##### Dataset records #####

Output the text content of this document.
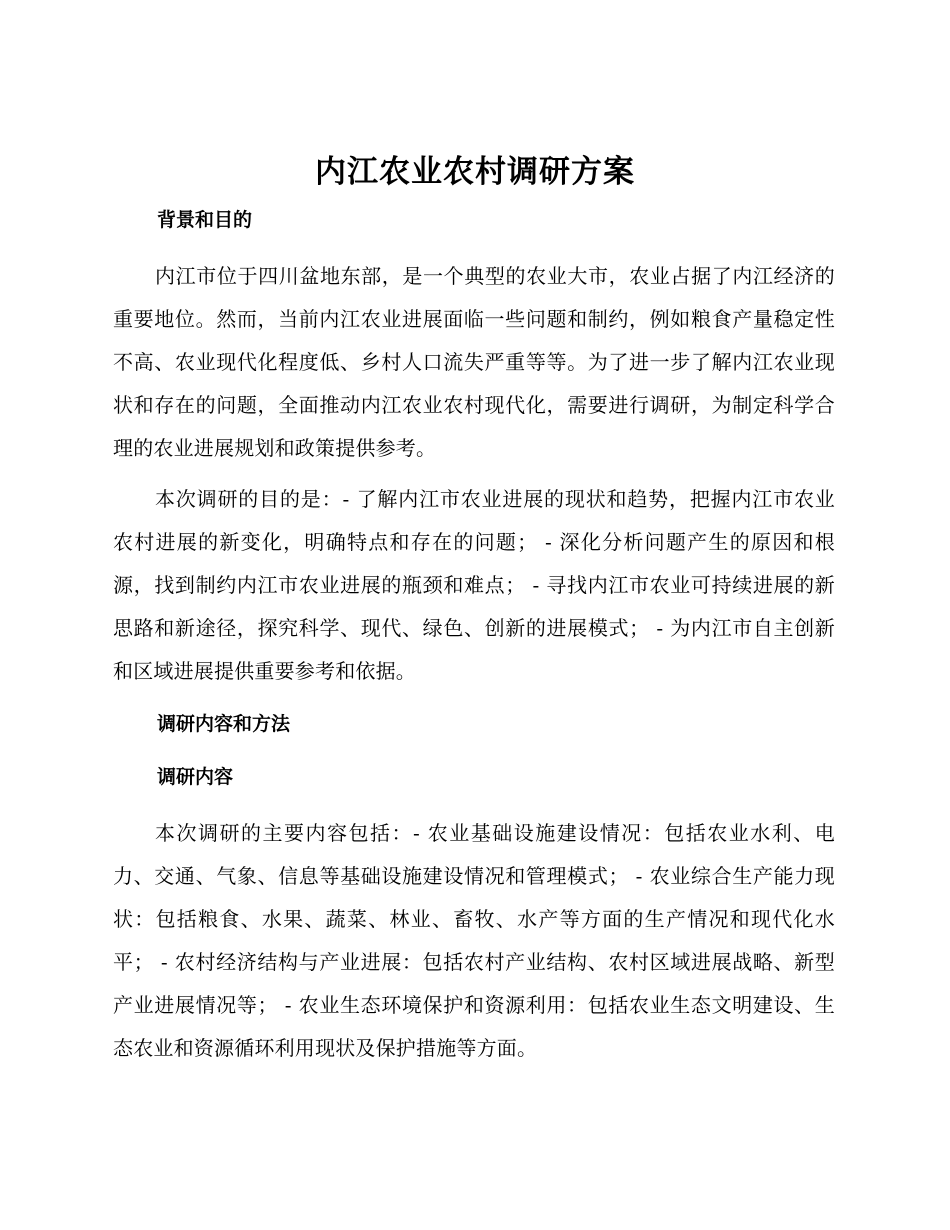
内江农业农村调研方案
背景和目的

内江市位于四川盆地东部，是一个典型的农业大市，农业占据了内江经济的重要地位。然而，当前内江农业进展面临一些问题和制约，例如粮食产量稳定性不高、农业现代化程度低、乡村人口流失严重等等。为了进一步了解内江农业现状和存在的问题，全面推动内江农业农村现代化，需要进行调研，为制定科学合理的农业进展规划和政策提供参考。

本次调研的目的是：- 了解内江市农业进展的现状和趋势，把握内江市农业农村进展的新变化，明确特点和存在的问题； - 深化分析问题产生的原因和根源，找到制约内江市农业进展的瓶颈和难点； - 寻找内江市农业可持续进展的新思路和新途径，探究科学、现代、绿色、创新的进展模式； - 为内江市自主创新和区域进展提供重要参考和依据。

调研内容和方法
调研内容

本次调研的主要内容包括：- 农业基础设施建设情况：包括农业水利、电力、交通、气象、信息等基础设施建设情况和管理模式； - 农业综合生产能力现状：包括粮食、水果、蔬菜、林业、畜牧、水产等方面的生产情况和现代化水平； - 农村经济结构与产业进展：包括农村产业结构、农村区域进展战略、新型产业进展情况等； - 农业生态环境保护和资源利用：包括农业生态文明建设、生态农业和资源循环利用现状及保护措施等方面。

#####

Stated problem: Leave the images out and output the remaining material exactly as it stands.

Solution for this task:
Output the text content of this document.
内江农业农村调研方案
背景和目的

内江市位于四川盆地东部，是一个典型的农业大市，农业占据了内江经济的重要地位。然而，当前内江农业进展面临一些问题和制约，例如粮食产量稳定性不高、农业现代化程度低、乡村人口流失严重等等。为了进一步了解内江农业现状和存在的问题，全面推动内江农业农村现代化，需要进行调研，为制定科学合理的农业进展规划和政策提供参考。

本次调研的目的是：- 了解内江市农业进展的现状和趋势，把握内江市农业农村进展的新变化，明确特点和存在的问题； - 深化分析问题产生的原因和根源，找到制约内江市农业进展的瓶颈和难点； - 寻找内江市农业可持续进展的新思路和新途径，探究科学、现代、绿色、创新的进展模式； - 为内江市自主创新和区域进展提供重要参考和依据。

调研内容和方法
调研内容

本次调研的主要内容包括：- 农业基础设施建设情况：包括农业水利、电力、交通、气象、信息等基础设施建设情况和管理模式； - 农业综合生产能力现状：包括粮食、水果、蔬菜、林业、畜牧、水产等方面的生产情况和现代化水平； - 农村经济结构与产业进展：包括农村产业结构、农村区域进展战略、新型产业进展情况等； - 农业生态环境保护和资源利用：包括农业生态文明建设、生态农业和资源循环利用现状及保护措施等方面。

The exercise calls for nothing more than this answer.